TO DO
Return the records that follow, matching each one exactly.
=== DATA LISTING ===
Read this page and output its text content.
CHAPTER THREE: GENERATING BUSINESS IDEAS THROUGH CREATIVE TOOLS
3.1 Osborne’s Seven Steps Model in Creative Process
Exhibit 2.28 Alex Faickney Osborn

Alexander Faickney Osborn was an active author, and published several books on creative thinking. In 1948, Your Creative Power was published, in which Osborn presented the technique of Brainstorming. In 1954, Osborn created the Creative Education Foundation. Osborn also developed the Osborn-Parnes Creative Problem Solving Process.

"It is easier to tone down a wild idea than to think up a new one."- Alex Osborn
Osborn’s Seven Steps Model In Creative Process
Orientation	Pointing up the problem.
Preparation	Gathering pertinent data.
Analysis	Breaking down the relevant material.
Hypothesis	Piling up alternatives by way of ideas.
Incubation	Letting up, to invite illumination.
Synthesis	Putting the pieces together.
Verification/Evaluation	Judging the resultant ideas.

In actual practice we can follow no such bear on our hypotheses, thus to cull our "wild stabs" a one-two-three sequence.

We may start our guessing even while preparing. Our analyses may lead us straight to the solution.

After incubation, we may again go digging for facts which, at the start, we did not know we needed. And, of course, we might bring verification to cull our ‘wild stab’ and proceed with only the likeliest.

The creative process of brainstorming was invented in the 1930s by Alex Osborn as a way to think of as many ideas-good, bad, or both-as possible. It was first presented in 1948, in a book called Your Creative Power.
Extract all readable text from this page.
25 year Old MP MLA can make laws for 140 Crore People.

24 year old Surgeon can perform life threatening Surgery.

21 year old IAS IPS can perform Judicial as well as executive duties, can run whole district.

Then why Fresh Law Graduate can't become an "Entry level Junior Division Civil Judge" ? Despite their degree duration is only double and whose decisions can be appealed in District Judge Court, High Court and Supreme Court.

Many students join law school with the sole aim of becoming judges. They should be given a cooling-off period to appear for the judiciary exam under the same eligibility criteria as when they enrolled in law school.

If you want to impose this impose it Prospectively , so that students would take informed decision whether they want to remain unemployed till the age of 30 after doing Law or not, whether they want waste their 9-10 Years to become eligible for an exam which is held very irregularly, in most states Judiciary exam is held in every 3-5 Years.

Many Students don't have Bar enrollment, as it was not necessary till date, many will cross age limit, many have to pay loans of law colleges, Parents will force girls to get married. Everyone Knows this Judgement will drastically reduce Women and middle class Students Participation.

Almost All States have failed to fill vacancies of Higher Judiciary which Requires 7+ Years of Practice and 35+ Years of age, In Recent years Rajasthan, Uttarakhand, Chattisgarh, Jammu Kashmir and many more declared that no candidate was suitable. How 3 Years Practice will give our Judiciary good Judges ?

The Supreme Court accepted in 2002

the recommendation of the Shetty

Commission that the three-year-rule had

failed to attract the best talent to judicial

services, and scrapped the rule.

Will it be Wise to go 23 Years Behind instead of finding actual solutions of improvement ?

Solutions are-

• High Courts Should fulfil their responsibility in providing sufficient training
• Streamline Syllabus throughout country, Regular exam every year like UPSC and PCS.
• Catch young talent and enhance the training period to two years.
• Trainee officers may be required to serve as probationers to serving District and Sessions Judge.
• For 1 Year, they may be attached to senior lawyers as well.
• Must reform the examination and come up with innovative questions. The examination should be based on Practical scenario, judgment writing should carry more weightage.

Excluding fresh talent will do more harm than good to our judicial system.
===
TASK ANSWER
Read this page and output its text content.
CHAPTER THREE: GENERATING BUSINESS IDEAS THROUGH CREATIVE TOOLS
3.1 Osborne’s Seven Steps Model in Creative Process
Exhibit 2.28 Alex Faickney Osborn

Alexander Faickney Osborn was an active author, and published several books on creative thinking. In 1948, Your Creative Power was published, in which Osborn presented the technique of Brainstorming. In 1954, Osborn created the Creative Education Foundation. Osborn also developed the Osborn-Parnes Creative Problem Solving Process.

"It is easier to tone down a wild idea than to think up a new one."- Alex Osborn
Osborn’s Seven Steps Model In Creative Process
Orientation	Pointing up the problem.
Preparation	Gathering pertinent data.
Analysis	Breaking down the relevant material.
Hypothesis	Piling up alternatives by way of ideas.
Incubation	Letting up, to invite illumination.
Synthesis	Putting the pieces together.
Verification/Evaluation	Judging the resultant ideas.

In actual practice we can follow no such bear on our hypotheses, thus to cull our "wild stabs" a one-two-three sequence.

We may start our guessing even while preparing. Our analyses may lead us straight to the solution.

After incubation, we may again go digging for facts which, at the start, we did not know we needed. And, of course, we might bring verification to cull our ‘wild stab’ and proceed with only the likeliest.

The creative process of brainstorming was invented in the 1930s by Alex Osborn as a way to think of as many ideas-good, bad, or both-as possible. It was first presented in 1948, in a book called Your Creative Power.
Extract all readable text from this page.
25 year Old MP MLA can make laws for 140 Crore People.

24 year old Surgeon can perform life threatening Surgery.

21 year old IAS IPS can perform Judicial as well as executive duties, can run whole district.

Then why Fresh Law Graduate can't become an "Entry level Junior Division Civil Judge" ? Despite their degree duration is only double and whose decisions can be appealed in District Judge Court, High Court and Supreme Court.

Many students join law school with the sole aim of becoming judges. They should be given a cooling-off period to appear for the judiciary exam under the same eligibility criteria as when they enrolled in law school.

If you want to impose this impose it Prospectively , so that students would take informed decision whether they want to remain unemployed till the age of 30 after doing Law or not, whether they want waste their 9-10 Years to become eligible for an exam which is held very irregularly, in most states Judiciary exam is held in every 3-5 Years.

Many Students don't have Bar enrollment, as it was not necessary till date, many will cross age limit, many have to pay loans of law colleges, Parents will force girls to get married. Everyone Knows this Judgement will drastically reduce Women and middle class Students Participation.

Almost All States have failed to fill vacancies of Higher Judiciary which Requires 7+ Years of Practice and 35+ Years of age, In Recent years Rajasthan, Uttarakhand, Chattisgarh, Jammu Kashmir and many more declared that no candidate was suitable. How 3 Years Practice will give our Judiciary good Judges ?

The Supreme Court accepted in 2002

the recommendation of the Shetty

Commission that the three-year-rule had

failed to attract the best talent to judicial

services, and scrapped the rule.

Will it be Wise to go 23 Years Behind instead of finding actual solutions of improvement ?

Solutions are-

• High Courts Should fulfil their responsibility in providing sufficient training
• Streamline Syllabus throughout country, Regular exam every year like UPSC and PCS.
• Catch young talent and enhance the training period to two years.
• Trainee officers may be required to serve as probationers to serving District and Sessions Judge.
• For 1 Year, they may be attached to senior lawyers as well.
• Must reform the examination and come up with innovative questions. The examination should be based on Practical scenario, judgment writing should carry more weightage.

Excluding fresh talent will do more harm than good to our judicial system.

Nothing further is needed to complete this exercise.